## START

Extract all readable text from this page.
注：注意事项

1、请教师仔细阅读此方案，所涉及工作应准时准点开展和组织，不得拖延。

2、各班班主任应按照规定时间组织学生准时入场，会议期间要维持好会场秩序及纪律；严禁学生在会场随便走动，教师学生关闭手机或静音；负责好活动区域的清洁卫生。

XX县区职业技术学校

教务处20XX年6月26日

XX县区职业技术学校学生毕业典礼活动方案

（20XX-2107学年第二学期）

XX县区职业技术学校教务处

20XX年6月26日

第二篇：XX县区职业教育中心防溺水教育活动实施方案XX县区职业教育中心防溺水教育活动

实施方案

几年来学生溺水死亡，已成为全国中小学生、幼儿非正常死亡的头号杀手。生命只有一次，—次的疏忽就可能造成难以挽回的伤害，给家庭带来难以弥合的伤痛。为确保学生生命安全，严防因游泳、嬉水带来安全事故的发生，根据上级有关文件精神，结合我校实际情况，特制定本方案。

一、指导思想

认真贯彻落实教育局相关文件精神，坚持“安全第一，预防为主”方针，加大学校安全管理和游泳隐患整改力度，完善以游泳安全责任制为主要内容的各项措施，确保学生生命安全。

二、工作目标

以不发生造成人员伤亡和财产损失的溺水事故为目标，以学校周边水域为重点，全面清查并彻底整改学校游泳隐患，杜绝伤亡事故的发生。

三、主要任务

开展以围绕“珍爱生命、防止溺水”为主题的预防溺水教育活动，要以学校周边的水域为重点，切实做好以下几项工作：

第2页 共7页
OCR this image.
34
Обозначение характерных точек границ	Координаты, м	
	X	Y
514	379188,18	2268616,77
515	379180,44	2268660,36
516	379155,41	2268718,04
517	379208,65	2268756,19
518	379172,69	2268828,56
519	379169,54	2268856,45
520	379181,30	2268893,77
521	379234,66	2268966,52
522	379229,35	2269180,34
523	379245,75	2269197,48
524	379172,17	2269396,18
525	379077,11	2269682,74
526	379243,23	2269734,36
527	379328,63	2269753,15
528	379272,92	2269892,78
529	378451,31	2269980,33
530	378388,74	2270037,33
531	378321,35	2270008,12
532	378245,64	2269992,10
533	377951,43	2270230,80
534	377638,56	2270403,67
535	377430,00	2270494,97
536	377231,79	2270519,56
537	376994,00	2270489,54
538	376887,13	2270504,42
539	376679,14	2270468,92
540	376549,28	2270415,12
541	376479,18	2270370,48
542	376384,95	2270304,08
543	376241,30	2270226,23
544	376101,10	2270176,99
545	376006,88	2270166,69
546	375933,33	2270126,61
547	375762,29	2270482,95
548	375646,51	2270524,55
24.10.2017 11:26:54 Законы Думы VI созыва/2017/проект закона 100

## END

(STATED GOAL)
Find the lines containing "this" and pull them out.

(RESPONSE BELOW)
Extract all readable text from this page.
OCR this image.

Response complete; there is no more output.